● 読む文章:
********
待機者を受け入れるためにグループホームを事業拡大

待機者を受け入れるためにグループホームを事業拡大

インタビュー:五十嵐 強(いがらし ちから)
合同会社 萩(グループホーム 萩の里) 代表


小規模ながら、長く地域の介護事業者として貢献してきた萩の里代表の五十嵐氏に、事業拡大の理由と、業界が今抱えている課題について聞いた。


事業拡大に踏み切った背景をお聞かせください

経営戦略的に見ても、小規模なままでは事業の継続が難しくなることが見えています。例えば、介護職員に支給される処遇改善加算など、国からの補助金が手厚くなってきていますが、大きな施設の方がこれらの支援が手厚い傾向にあります。将来的にはこの流れが進む可能性が高いと考えています。そのため、現状のままでやや厳しいと考え、事業の拡大を決めました。

事業所の拡大が目指す具体的な目的や目標をお聞かせください

一番の重要な目的は、待機している方の受け入れを実現することです。全てを受け入れることはできませんが、これが課題であり、これを少しでも受け入れ解決することを目的として事業の拡大をおこないます。

現在、当事業所では約50人ほどの方が待機されていますが、そのうち約3分の1の方が、すぐにでも入所を希望していると思います。残念ながら全ての待機解消には至りませんが。すでに他の施設に入所された方や、すぐには入所されない方もいらっしゃるので、具体的な状況は厳密にはは把握できていません。

現在当事業所には2ユニットあり、1ユニット9名が入居されています。まずはもう1ユニット今年増やし、最終的には3ユニット揃え、新たに27名を受け入れる予定です。でも実現は簡単ではではないと思います。職員の確保や建築に関する様々な問題も考慮しなければなりません。しかし、最低限これを実行しないと将来的には困難だろうと感じています。

また、事業所の拡大や方針の変更は、今後の中標津をはじめとした地域のニーズに合わせて検討していきたいと考えています。

高齢化が進む中でこれからの業界の課題についてお聞かせください

際立った特定の問題があるわけではありませんが、待機解消以外にも、ケアの方法など細かい課題はあります。

人手不足も懸念事項ですが、ありがたいことに当事業所は比較的落ち着いていて、人に恵まれているなと感じます。ただ、事業の拡大をするにあたってあらたに確保する必要があります。

これは介護業界全体の話になりますが、もう少し制度的な側面を考えた方がいいと思います。介護事業所は、介護保険による加算があり、いわゆる売り上げには上限があります。利用者が少なくなるとその分減るといった仕組みです。売り上げを増やそうと思っても限界があるのが現状です。これは職員の給与にも関係してきます。

さらに、介護職員の不足が最大の問題で、事業収入にも影響してきます。1人の職員が見ることのできる利用者の数は法で決められています。人が足りなければ、利用してもらう入居者の数も少なくなるので、当然ですが、事業収入に影響します。これが低いと給与も低くなる可能性があります。さらに現在処遇改善手当てが支給されていますが、それでも十分とは言えません。
********
● データ一覧:
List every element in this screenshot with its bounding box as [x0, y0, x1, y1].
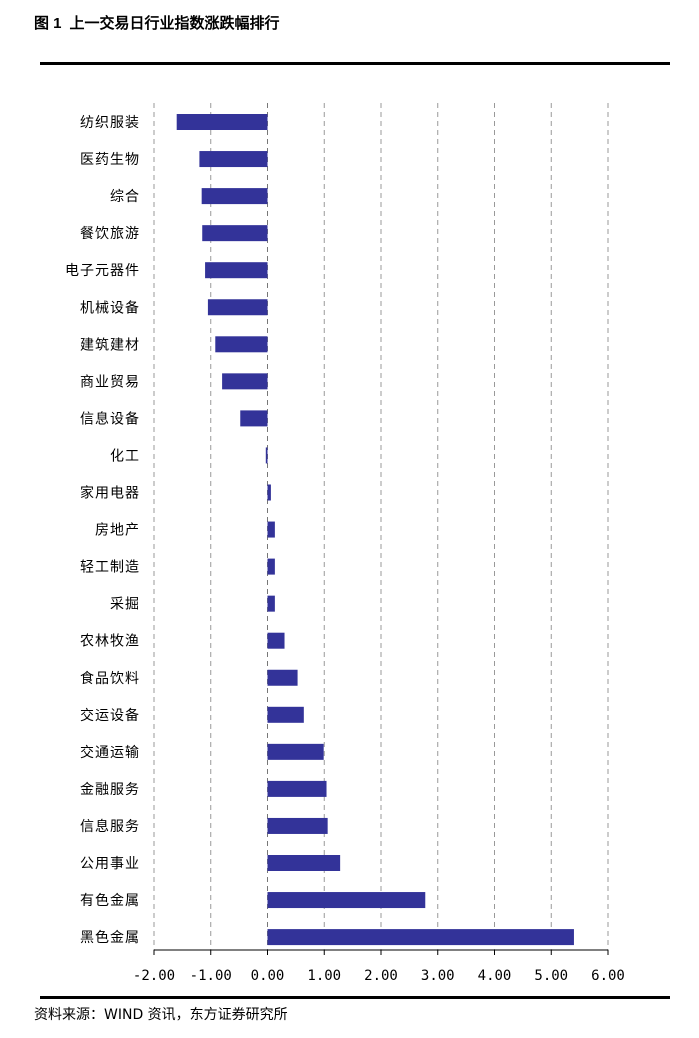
category-label: 采掘: [110, 597, 140, 613]
figure-title: 图 1 上一交易日行业指数涨跌幅排行: [34, 12, 280, 33]
category-label: 纺织服装: [80, 115, 140, 131]
bar: [267, 595, 275, 612]
bar: [267, 669, 298, 686]
bar: [205, 262, 268, 279]
x-tick-label: 2.00: [364, 968, 398, 984]
figure-title-text: 上一交易日行业指数涨跌幅排行: [69, 14, 280, 32]
category-label: 信息设备: [80, 410, 140, 427]
bar: [267, 855, 341, 871]
bar: [267, 817, 328, 834]
category-label: 交通运输: [80, 744, 140, 761]
category-label: 农林牧渔: [80, 634, 140, 650]
bar: [267, 743, 324, 760]
category-label: 化工: [110, 448, 140, 464]
category-label: 家用电器: [80, 485, 140, 502]
x-tick-label: 3.00: [421, 968, 455, 984]
x-tick-label: 0.00: [251, 968, 285, 984]
x-tick-label: -1.00: [190, 968, 232, 984]
category-label: 房地产: [95, 523, 140, 539]
source-note: 资料来源：WIND 资讯，东方证券研究所: [34, 1007, 288, 1023]
category-label: 餐饮旅游: [80, 226, 140, 242]
bar: [267, 706, 304, 723]
category-label: 电子元器件: [65, 263, 140, 279]
bottom-rule: [40, 996, 670, 999]
x-tick-label: 1.00: [307, 968, 341, 984]
category-label: 信息服务: [80, 818, 140, 835]
category-label: 黑色金属: [80, 929, 140, 946]
category-label: 交运设备: [80, 707, 140, 724]
bar: [265, 447, 268, 464]
bar: [267, 929, 574, 946]
bar: [267, 892, 426, 909]
bar: [202, 225, 268, 242]
bar: [215, 336, 268, 353]
bar: [267, 484, 271, 501]
category-label: 食品饮料: [80, 670, 140, 687]
x-tick-label: 5.00: [534, 968, 568, 984]
category-label: 轻工制造: [80, 560, 140, 576]
top-rule: [40, 62, 670, 65]
x-tick-label: -2.00: [133, 968, 175, 984]
bar: [207, 299, 268, 316]
figure-number: 图 1: [34, 15, 62, 32]
category-label: 建筑建材: [80, 337, 140, 353]
category-label: 医药生物: [80, 152, 140, 168]
category-label: 商业贸易: [80, 374, 140, 390]
category-label: 公用事业: [80, 856, 140, 872]
category-label: 金融服务: [80, 782, 140, 798]
category-label: 有色金属: [80, 892, 140, 909]
category-label: 综合: [110, 189, 140, 205]
x-tick-label: 6.00: [591, 968, 625, 984]
bar: [267, 521, 275, 538]
bar: [199, 151, 268, 168]
bar: [240, 410, 268, 427]
bar: [267, 780, 327, 797]
bar: [267, 558, 275, 575]
bar: [222, 373, 268, 390]
bar: [267, 632, 285, 649]
bar: [176, 114, 268, 130]
x-tick-label: 4.00: [478, 968, 512, 984]
category-label: 机械设备: [80, 299, 140, 316]
bar: [201, 188, 268, 205]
********
● 課題の概要: グループホームの事業拡大についての文章で、五十嵐氏が事業拡大の一番重要な目的として挙げていることを答えてください。

● 課題の解答: 待機している方の受け入れを実現することです。